> _EXERCISE_: In the data below, start at the line that contains "- footer-description-fragment: se: [451, 407, 461, 424]" and stop after the line that contains "- security-label: Sicher: [118, 78, 159, 93]". Write out only those lines, substituting "highlight-underline" for "annotation-underline" and leaving everything else unchanged.

>> Start

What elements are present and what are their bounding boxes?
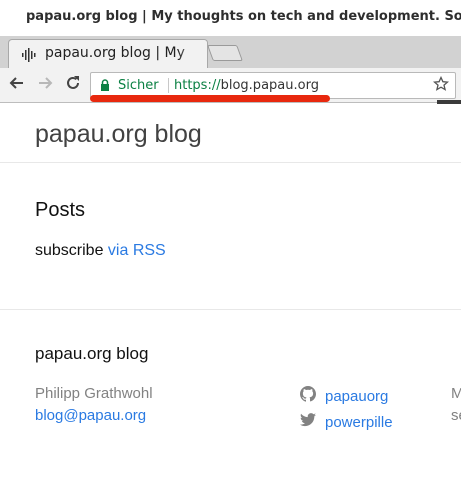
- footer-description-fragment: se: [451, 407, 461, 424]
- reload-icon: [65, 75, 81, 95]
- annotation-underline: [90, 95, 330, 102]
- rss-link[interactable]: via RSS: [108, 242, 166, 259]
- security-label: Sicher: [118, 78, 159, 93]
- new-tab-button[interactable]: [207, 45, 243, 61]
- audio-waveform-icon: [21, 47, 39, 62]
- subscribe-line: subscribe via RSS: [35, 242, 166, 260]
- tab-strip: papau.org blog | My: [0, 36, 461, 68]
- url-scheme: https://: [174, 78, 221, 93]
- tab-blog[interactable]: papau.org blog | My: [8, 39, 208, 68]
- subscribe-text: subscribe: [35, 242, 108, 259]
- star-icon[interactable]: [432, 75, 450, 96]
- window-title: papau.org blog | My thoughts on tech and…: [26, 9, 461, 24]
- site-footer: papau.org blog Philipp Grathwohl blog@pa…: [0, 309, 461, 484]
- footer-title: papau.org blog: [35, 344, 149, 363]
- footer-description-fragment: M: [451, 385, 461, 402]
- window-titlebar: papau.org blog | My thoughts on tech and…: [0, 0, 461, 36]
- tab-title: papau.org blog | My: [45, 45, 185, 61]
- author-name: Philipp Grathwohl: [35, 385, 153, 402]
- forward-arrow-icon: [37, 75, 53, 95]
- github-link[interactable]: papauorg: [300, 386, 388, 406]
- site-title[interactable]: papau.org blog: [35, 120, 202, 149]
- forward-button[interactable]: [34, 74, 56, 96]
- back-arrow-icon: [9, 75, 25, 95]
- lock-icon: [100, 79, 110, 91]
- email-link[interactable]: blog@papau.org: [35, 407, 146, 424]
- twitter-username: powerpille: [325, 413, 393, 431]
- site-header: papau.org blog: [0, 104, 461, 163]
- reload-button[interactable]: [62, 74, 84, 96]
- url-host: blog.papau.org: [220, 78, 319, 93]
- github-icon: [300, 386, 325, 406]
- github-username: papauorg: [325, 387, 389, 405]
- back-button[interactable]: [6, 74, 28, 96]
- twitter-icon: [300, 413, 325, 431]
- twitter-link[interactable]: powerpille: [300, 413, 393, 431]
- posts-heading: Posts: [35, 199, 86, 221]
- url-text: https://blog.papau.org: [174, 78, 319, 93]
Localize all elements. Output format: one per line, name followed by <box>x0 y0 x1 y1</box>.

>> End

> _SOLUTION FOR THIS EXERCISE_:
- footer-description-fragment: se: [451, 407, 461, 424]
- reload-icon: [65, 75, 81, 95]
- highlight-underline: [90, 95, 330, 102]
- rss-link[interactable]: via RSS: [108, 242, 166, 259]
- security-label: Sicher: [118, 78, 159, 93]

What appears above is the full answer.